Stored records
= = = = =

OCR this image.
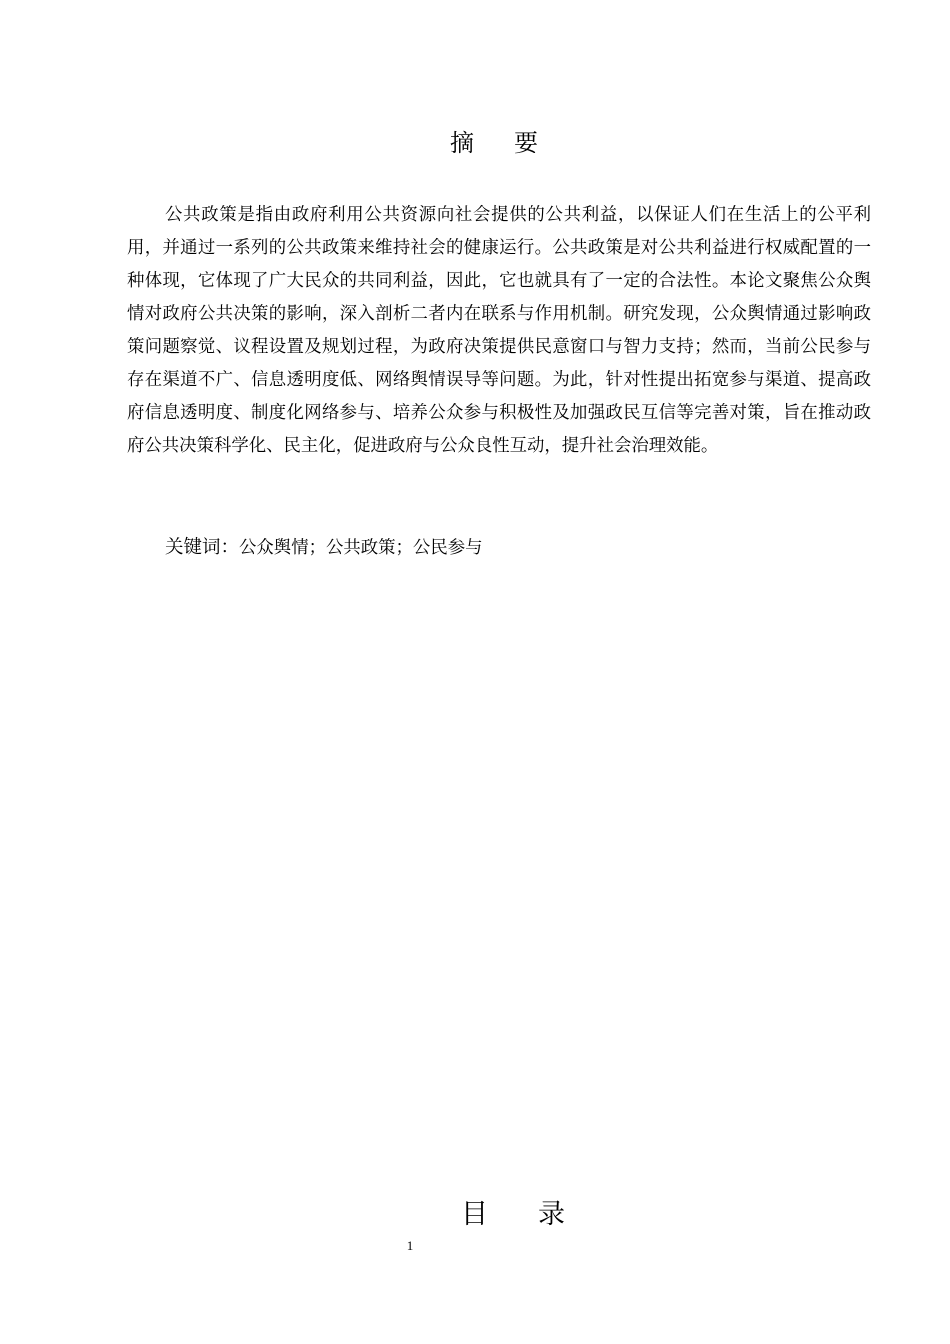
摘 要
公共政策是指由政府利用公共资源向社会提供的公共利益，以保证人们在生活上的公平利用，并通过一系列的公共政策来维持社会的健康运行。公共政策是对公共利益进行权威配置的一种体现，它体现了广大民众的共同利益，因此，它也就具有了一定的合法性。本论文聚焦公众舆情对政府公共决策的影响，深入剖析二者内在联系与作用机制。研究发现，公众舆情通过影响政策问题察觉、议程设置及规划过程，为政府决策提供民意窗口与智力支持；然而，当前公民参与存在渠道不广、信息透明度低、网络舆情误导等问题。为此，针对性提出拓宽参与渠道、提高政府信息透明度、制度化网络参与、培养公众参与积极性及加强政民互信等完善对策，旨在推动政府公共决策科学化、民主化，促进政府与公众良性互动，提升社会治理效能。
关键词：公众舆情；公共政策；公民参与
目 录
1
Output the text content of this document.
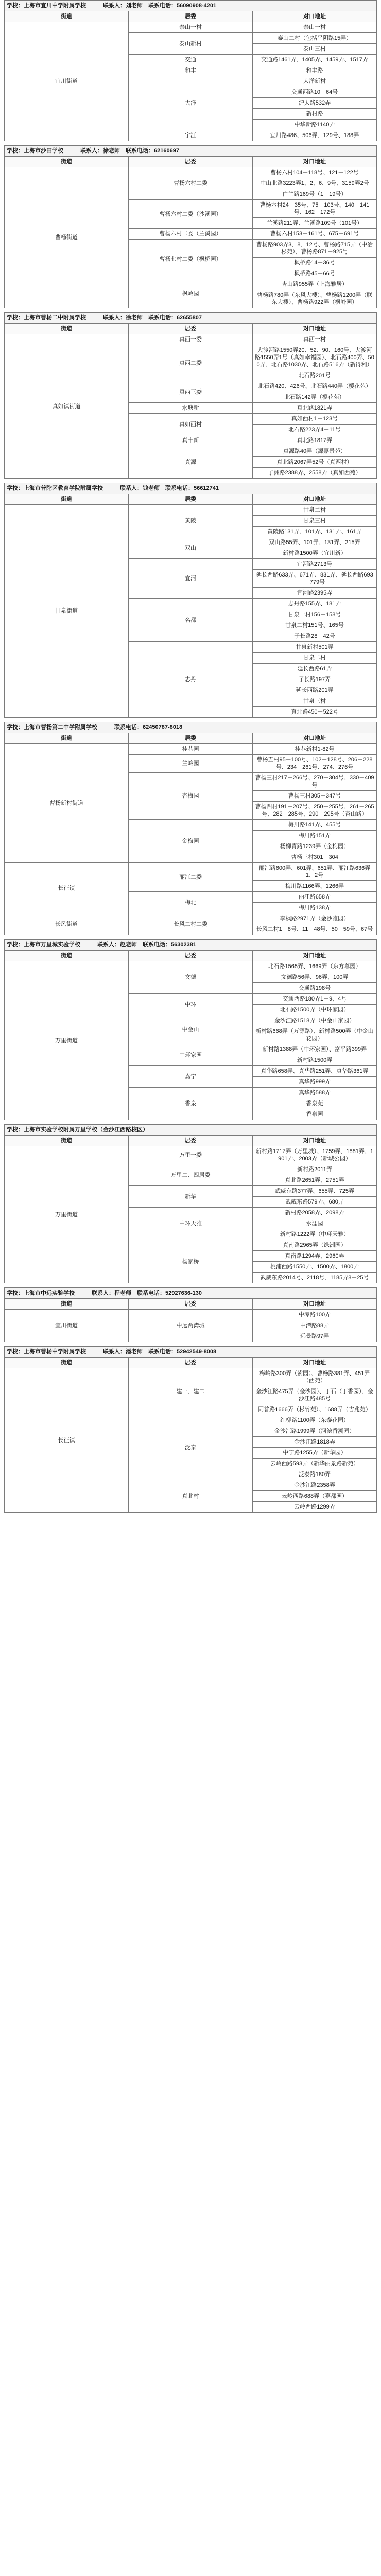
学校：上海市宜川中学附属学校　　　联系人：刘老师　联系电话：56090908-4201		
街道	居委	对口地址
宜川街道	泰山一村	泰山一村
	泰山新村	泰山二村（包括平阴路15弄）
		泰山三村
	交通	交通路1461弄、1405弄、1459弄、1517弄
	和丰	和丰路
	大洋	大洋新村
		交通西路10－64号
		沪太路532弄
		新村路
		中华新路1140弄
	宇江	宜川路486、506弄、129号、188弄
学校：上海市沙田学校　　　联系人：徐老师　联系电话：62160697		
街道	居委	对口地址
曹杨街道	曹杨六村二委	曹杨六村104－118号、121－122号
		中山北路3223弄1、2、6、9号、3159弄2号
		白兰路169号（1－19号）
	曹杨六村二委（沙溪园）	曹杨六村24－35号、75－103号、140－141号、162－172号
		兰溪路211弄、兰溪路109号（101号）
	曹杨六村二委（兰溪园）	曹杨六村153－161号、675－691号
	曹杨七村二委（枫桥园）	曹杨路903弄3、8、12号、曹杨路715弄（中冶杉苑）、曹杨路871－925号
		枫桥路14－36号
		枫桥路45－66号
	枫岭园	杏山路955弄（上海雅居）
		曹杨路780弄（东风大楼）、曹杨路1200弄（联东大楼）、曹杨路922弄（枫岭园）
学校：上海市曹杨二中附属学校　　　联系人：徐老师　联系电话：62655807		
街道	居委	对口地址
真如镇街道	真西一委	真西一村
	真西二委	大渡河路1550弄20、52、90、160号、大渡河路1550弄1号（真如幸福园）、北石路400弄、500弄、北石路1030弄、北石路516弄（新得利）
		北石路201号
	真西三委	北石路420、426号、北石路440弄（樱花苑）
		北石路142弄（樱花苑）
	水塘新	真北路1821弄
	真如西村	真如西村1－123号
		北石路223弄4－11号
	真十新	真北路1817弄
	真源	真源路40弄（源嘉景苑）
		真北路2067弄52号（真西村）
		子洲路2388弄、2558弄（真如西苑）
学校：上海市普陀区教育学院附属学校　　　联系人：钱老师　联系电话：56612741		
街道	居委	对口地址
甘泉街道	黄陵	甘泉二村
		甘泉三村
		黄陵路131弄、101弄、131弄、161弄
	双山	双山路55弄、101弄、131弄、215弄
		新村路1500弄（宜川新）
	宜河	宜河路2713号
		延长西路633弄、671弄、831弄、延长西路693－779号
		宜河路2395弄
	名都	志丹路155弄、181弄
		甘泉一村156－158号
		甘泉二村151号、165号
		子长路28－42号
	志丹	甘泉新村501弄
		甘泉二村
		延长西路61弄
		子长路197弄
		延长西路201弄
		甘泉三村
		真北路450－522号
学校：上海市曹杨第二中学附属学校　　　联系电话：62450787-8018		
街道	居委	对口地址
曹杨新村街道	桂巷园	桂巷新村1-82号
	兰岭园	曹杨五村95－100号、102－128号、206－228号、234－261号、274、276号
	杏梅园	曹杨三村217－266号、270－304号、330－409号
		曹杨三村305－347号
		曹杨四村191－207号、250－255号、261－265号、282－285号、290－295号（杏山路）
	金梅园	梅川路141弄、455号
		梅川路151弄
		杨柳青路1239弄（金梅园）
		曹杨三村301－304
长征镇	丽江二委	丽江路600弄、601弄、651弄、丽江路636弄1、2号
		梅川路1166弄、1266弄
	梅北	丽江路658弄
		梅川路138弄
长风街道	长风二村二委	李枫路2971弄（金沙雅园）
		长风二村1－8号、11－48号、50－59号、67号
学校：上海市万里城实验学校　　　联系人：赵老师　联系电话：56302381		
街道	居委	对口地址
万里街道	文德	北石路1565弄、1669弄（东方尊园）
		文德路56弄、96弄、100弄
		交通路198号
	中环	交通西路180弄1－9、4号
		北石路1500弄（中环家园）
	中金山	金沙江路1518弄（中金山家园）
		新村路668弄（万源路）、新村路500弄（中金山花园）
	中环家园	新村路1388弄（中环家园）、富平路399弄
		新村路1500弄
	嘉宁	真华路658弄、真华路251弄、真华路361弄
		真华路999弄
	香泉	真华路588弄
		香泉苑
		香泉园
学校：上海市实验学校附属万里学校（金沙江西路校区）		
街道	居委	对口地址
万里街道	万里一委	新村路1717弄（万里城）、1759弄、1881弄、1901弄、2003弄（新城公园）
	万里二、四居委	新村路2011弄
		真北路2651弄、2751弄
	新华	武威东路377弄、655弄、725弄
		武威东路579弄、680弄
	中环天雅	新村路2058弄、2098弄
		水涯园
		新村路1222弄（中环天雅）
	杨家桥	真南路2965弄（绿洲园）
		真南路1294弄、2960弄
		桃浦西路1550弄、1500弄、1800弄
		武威东路2014号、2118号、1185弄8－25号
学校：上海市中远实验学校　　　联系人：程老师　联系电话：52927636-130		
街道	居委	对口地址
宜川街道	中远两湾城	中潭路100弄
		中潭路88弄
		远景路97弄
学校：上海市曹杨中学附属学校　　　联系人：潘老师　联系电话：52942549-8008		
街道	居委	对口地址
长征镇	建一、建二	梅岭路300弄（紫园）、曹杨路381弄、451弄（西苑）
		金沙江路475弄（金沙园）、丁石（丁香园）、金沙江路485号
		同普路1666弄（杉竹苑）、1688弄（吉兆苑）
	泛泰	红柳路1100弄（东泰花园）
		金沙江路1999弄（河滨香溯园）
		金沙江路1818弄
		中宁路1255弄（新华园）
		云岭西路593弄（新华丽景路新苑）
		泛泰路180弄
	真北村	金沙江路2358弄
		云岭西路688弄（嘉都园）
		云岭西路1299弄
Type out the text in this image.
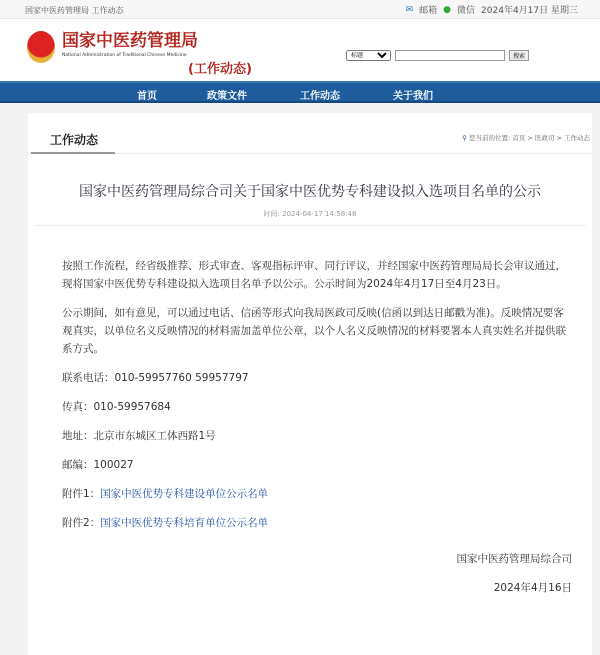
国家中医药管理局 工作动态	✉ 邮箱 ● 微信 2024年4月17日 星期三
国家中医药管理局
National Administration of Traditional Chinese Medicine
(工作动态)
标题
搜索
首页	政策文件	工作动态	关于我们
工作动态	⚲ 您当前的位置: 首页 > 医政司 > 工作动态
国家中医药管理局综合司关于国家中医优势专科建设拟入选项目名单的公示
时间: 2024-04-17 14:58:48

按照工作流程，经省级推荐、形式审查、客观指标评审、同行评议，并经国家中医药管理局局长会审议通过，现将国家中医优势专科建设拟入选项目名单予以公示。公示时间为2024年4月17日至4月23日。

公示期间，如有意见，可以通过电话、信函等形式向我局医政司反映(信函以到达日邮戳为准)。反映情况要客观真实，以单位名义反映情况的材料需加盖单位公章，以个人名义反映情况的材料要署本人真实姓名并提供联系方式。

联系电话：010-59957760 59957797

传真：010-59957684

地址：北京市东城区工体西路1号

邮编：100027

附件1：国家中医优势专科建设单位公示名单

附件2：国家中医优势专科培育单位公示名单

国家中医药管理局综合司

2024年4月16日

= = = = =

* OBJECTIVE
Select and copy every line of the listing with the word "image".

* FINISHED TASK
OCR this image.
Type out the text in this image.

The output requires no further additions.